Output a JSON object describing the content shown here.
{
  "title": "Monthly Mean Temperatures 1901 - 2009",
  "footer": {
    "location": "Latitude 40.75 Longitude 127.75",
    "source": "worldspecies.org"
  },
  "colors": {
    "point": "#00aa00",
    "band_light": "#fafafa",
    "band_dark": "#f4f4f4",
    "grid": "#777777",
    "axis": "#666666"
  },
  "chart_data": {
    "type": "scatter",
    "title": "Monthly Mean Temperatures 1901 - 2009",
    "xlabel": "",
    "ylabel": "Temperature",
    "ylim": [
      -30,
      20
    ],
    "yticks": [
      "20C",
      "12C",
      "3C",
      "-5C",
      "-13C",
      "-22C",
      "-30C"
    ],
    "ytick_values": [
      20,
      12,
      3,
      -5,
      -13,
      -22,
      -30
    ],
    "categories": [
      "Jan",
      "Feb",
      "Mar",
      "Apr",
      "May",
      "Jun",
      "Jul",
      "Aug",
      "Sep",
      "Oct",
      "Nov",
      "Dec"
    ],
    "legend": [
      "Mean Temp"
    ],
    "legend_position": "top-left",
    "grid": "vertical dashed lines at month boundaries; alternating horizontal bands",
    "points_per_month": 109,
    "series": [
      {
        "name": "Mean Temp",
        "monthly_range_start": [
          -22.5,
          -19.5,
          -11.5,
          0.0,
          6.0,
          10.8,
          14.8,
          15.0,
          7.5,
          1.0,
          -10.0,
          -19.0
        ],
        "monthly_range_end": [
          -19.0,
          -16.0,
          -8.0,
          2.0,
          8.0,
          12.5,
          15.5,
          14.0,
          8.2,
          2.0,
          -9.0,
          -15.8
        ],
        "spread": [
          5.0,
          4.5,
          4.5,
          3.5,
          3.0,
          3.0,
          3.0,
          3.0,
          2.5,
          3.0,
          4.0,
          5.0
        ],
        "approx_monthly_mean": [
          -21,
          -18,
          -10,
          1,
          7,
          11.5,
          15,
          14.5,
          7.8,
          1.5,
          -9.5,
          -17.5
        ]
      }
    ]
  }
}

Prompt: Write out every entry verbatim.

Written answer:
Output a JSON object describing the content shown here.
{
  "title": "Monthly Mean Temperatures 1901 - 2009",
  "footer": {
    "location": "Latitude 40.75 Longitude 127.75",
    "source": "worldspecies.org"
  },
  "colors": {
    "point": "#00aa00",
    "band_light": "#fafafa",
    "band_dark": "#f4f4f4",
    "grid": "#777777",
    "axis": "#666666"
  },
  "chart_data": {
    "type": "scatter",
    "title": "Monthly Mean Temperatures 1901 - 2009",
    "xlabel": "",
    "ylabel": "Temperature",
    "ylim": [
      -30,
      20
    ],
    "yticks": [
      "20C",
      "12C",
      "3C",
      "-5C",
      "-13C",
      "-22C",
      "-30C"
    ],
    "ytick_values": [
      20,
      12,
      3,
      -5,
      -13,
      -22,
      -30
    ],
    "categories": [
      "Jan",
      "Feb",
      "Mar",
      "Apr",
      "May",
      "Jun",
      "Jul",
      "Aug",
      "Sep",
      "Oct",
      "Nov",
      "Dec"
    ],
    "legend": [
      "Mean Temp"
    ],
    "legend_position": "top-left",
    "grid": "vertical dashed lines at month boundaries; alternating horizontal bands",
    "points_per_month": 109,
    "series": [
      {
        "name": "Mean Temp",
        "monthly_range_start": [
          -22.5,
          -19.5,
          -11.5,
          0.0,
          6.0,
          10.8,
          14.8,
          15.0,
          7.5,
          1.0,
          -10.0,
          -19.0
        ],
        "monthly_range_end": [
          -19.0,
          -16.0,
          -8.0,
          2.0,
          8.0,
          12.5,
          15.5,
          14.0,
          8.2,
          2.0,
          -9.0,
          -15.8
        ],
        "spread": [
          5.0,
          4.5,
          4.5,
          3.5,
          3.0,
          3.0,
          3.0,
          3.0,
          2.5,
          3.0,
          4.0,
          5.0
        ],
        "approx_monthly_mean": [
          -21,
          -18,
          -10,
          1,
          7,
          11.5,
          15,
          14.5,
          7.8,
          1.5,
          -9.5,
          -17.5
        ]
      }
    ]
  }
}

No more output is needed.